* **GIVEN INSTRUCTION**
Records follow. Select each line holding "rows".

* **RECORDS PROVIDED**
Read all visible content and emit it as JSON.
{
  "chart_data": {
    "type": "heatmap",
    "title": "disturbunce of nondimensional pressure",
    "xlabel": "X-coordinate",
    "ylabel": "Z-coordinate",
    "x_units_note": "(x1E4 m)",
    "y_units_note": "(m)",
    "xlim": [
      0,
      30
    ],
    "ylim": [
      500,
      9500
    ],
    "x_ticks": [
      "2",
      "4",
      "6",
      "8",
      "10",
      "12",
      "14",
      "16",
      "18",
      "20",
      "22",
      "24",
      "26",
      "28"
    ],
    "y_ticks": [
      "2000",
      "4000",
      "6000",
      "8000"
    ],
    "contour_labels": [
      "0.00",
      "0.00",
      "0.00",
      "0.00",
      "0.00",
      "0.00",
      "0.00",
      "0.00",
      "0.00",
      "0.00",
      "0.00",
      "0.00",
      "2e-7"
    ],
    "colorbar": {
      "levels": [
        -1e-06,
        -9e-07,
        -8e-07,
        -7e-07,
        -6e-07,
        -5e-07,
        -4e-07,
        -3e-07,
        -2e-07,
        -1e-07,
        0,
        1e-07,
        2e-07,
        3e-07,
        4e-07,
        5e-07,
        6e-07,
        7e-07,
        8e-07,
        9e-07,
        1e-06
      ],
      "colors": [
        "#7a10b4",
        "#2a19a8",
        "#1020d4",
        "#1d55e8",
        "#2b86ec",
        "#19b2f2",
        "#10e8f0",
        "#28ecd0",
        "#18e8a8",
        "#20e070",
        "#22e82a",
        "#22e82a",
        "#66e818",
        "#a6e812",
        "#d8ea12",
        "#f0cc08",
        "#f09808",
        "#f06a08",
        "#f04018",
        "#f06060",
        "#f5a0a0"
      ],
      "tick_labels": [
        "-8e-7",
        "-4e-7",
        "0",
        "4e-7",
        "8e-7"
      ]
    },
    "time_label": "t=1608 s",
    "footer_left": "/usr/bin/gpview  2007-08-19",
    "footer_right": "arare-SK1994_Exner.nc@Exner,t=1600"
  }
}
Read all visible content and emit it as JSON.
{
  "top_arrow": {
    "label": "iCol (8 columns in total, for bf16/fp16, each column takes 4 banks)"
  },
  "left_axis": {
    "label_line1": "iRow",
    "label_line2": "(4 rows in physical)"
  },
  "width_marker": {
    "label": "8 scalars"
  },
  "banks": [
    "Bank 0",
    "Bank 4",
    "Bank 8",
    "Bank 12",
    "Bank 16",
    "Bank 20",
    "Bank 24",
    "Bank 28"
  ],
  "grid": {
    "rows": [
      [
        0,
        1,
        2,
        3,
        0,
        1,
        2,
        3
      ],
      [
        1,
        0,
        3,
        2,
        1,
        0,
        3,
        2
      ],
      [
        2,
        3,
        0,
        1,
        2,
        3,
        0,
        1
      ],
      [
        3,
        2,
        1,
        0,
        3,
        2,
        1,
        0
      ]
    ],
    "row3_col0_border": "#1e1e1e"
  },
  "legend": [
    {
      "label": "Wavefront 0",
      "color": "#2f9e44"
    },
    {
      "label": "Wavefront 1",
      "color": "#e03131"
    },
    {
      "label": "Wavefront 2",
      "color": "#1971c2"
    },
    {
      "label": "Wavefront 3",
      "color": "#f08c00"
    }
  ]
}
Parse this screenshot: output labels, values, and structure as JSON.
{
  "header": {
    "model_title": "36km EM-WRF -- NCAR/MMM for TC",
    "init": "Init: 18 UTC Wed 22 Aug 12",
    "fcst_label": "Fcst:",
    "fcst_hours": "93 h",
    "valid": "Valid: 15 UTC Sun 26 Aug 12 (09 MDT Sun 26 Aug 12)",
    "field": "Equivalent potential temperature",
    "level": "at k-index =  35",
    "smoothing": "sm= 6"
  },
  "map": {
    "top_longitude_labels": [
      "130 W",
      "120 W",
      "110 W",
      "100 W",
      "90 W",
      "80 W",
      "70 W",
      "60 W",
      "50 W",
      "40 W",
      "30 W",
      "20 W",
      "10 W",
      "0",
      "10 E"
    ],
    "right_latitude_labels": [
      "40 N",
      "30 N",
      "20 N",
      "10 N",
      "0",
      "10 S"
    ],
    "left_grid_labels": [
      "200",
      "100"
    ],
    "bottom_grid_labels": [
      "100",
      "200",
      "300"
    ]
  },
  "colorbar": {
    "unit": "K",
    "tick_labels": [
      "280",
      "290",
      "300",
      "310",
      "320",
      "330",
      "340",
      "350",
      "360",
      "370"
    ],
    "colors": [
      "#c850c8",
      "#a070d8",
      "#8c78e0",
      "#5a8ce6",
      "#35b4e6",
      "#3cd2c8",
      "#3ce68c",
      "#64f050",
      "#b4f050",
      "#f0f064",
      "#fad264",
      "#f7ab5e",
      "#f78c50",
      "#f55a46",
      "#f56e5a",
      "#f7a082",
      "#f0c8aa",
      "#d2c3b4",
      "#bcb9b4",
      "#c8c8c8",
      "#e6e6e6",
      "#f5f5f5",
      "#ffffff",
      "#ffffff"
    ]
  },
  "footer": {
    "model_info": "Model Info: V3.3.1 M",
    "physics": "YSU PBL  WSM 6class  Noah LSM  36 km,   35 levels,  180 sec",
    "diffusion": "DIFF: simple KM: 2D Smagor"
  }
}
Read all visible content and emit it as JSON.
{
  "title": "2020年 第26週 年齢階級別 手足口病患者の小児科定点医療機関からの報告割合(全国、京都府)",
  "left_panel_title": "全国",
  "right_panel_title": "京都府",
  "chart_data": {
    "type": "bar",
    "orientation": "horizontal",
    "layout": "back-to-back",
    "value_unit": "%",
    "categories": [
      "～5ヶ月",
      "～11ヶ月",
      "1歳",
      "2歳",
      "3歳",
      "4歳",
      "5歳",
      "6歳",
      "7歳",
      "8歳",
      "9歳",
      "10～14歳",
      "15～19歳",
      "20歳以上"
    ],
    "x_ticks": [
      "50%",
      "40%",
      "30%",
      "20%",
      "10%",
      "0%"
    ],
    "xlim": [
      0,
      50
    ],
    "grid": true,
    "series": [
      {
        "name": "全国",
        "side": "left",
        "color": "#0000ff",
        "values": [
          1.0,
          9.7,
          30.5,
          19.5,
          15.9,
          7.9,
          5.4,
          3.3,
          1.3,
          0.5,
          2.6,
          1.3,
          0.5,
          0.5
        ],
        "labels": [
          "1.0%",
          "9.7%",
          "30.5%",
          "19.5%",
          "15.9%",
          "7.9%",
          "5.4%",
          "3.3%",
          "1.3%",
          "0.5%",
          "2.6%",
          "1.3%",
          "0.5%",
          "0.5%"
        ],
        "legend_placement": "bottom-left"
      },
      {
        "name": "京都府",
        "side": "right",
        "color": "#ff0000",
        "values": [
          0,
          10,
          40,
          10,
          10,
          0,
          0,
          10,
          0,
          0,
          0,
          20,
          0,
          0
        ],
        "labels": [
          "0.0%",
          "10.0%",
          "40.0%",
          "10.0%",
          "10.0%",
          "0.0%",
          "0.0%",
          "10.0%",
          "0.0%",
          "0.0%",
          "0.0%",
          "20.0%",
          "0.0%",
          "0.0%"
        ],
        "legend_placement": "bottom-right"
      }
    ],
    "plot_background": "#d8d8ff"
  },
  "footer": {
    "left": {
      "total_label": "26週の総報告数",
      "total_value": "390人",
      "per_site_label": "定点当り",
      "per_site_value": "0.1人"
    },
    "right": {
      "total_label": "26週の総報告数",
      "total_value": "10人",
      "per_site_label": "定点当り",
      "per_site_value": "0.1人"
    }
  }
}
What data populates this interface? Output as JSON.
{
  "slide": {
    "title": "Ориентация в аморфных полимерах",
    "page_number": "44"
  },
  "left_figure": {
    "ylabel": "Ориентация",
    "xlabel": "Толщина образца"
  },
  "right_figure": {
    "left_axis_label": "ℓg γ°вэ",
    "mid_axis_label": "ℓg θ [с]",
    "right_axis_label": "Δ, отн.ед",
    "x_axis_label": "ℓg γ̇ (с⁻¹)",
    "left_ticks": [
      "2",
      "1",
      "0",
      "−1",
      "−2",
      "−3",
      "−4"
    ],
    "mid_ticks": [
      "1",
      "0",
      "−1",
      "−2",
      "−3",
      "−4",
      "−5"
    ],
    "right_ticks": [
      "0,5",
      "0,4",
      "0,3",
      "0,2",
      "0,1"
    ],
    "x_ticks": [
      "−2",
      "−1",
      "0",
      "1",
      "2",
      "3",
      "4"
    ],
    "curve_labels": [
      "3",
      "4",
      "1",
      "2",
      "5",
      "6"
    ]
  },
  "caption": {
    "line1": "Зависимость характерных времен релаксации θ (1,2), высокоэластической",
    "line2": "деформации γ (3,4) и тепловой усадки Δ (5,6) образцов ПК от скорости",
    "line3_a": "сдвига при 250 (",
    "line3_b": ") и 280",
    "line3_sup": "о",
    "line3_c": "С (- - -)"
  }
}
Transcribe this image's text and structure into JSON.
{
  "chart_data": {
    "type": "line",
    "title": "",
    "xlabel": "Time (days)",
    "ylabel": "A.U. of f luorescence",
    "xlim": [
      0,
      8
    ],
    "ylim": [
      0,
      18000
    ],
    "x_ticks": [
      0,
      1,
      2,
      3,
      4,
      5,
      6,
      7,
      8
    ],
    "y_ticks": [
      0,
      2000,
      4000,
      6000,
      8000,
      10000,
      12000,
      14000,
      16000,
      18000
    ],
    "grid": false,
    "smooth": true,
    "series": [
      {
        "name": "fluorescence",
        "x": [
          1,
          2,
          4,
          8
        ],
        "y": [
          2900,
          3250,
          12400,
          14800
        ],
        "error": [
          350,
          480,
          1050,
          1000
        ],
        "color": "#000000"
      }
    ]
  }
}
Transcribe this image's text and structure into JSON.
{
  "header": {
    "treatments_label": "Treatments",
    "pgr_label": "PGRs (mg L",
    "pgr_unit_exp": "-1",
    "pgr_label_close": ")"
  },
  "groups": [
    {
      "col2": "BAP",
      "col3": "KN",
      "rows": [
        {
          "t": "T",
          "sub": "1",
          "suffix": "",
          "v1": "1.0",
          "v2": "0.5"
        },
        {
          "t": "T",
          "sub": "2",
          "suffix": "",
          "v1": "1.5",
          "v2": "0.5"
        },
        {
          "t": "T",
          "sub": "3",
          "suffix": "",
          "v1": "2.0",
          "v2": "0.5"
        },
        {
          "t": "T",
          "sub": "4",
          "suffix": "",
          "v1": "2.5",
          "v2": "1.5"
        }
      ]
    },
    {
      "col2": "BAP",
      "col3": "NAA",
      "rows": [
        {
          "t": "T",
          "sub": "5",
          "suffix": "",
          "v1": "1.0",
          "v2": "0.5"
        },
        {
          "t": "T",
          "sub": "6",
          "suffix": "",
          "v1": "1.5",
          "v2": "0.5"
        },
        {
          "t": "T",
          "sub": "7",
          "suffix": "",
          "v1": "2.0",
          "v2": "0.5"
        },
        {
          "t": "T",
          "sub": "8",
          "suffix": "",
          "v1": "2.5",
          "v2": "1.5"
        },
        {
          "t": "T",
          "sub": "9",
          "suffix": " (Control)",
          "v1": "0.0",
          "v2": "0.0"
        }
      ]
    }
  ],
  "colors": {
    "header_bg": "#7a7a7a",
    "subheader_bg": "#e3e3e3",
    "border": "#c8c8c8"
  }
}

* **ANSWER TO THE EXERCISE**
    "label_line2": "(4 rows in physical)"
    "rows": [
      "rows": [
      "rows": [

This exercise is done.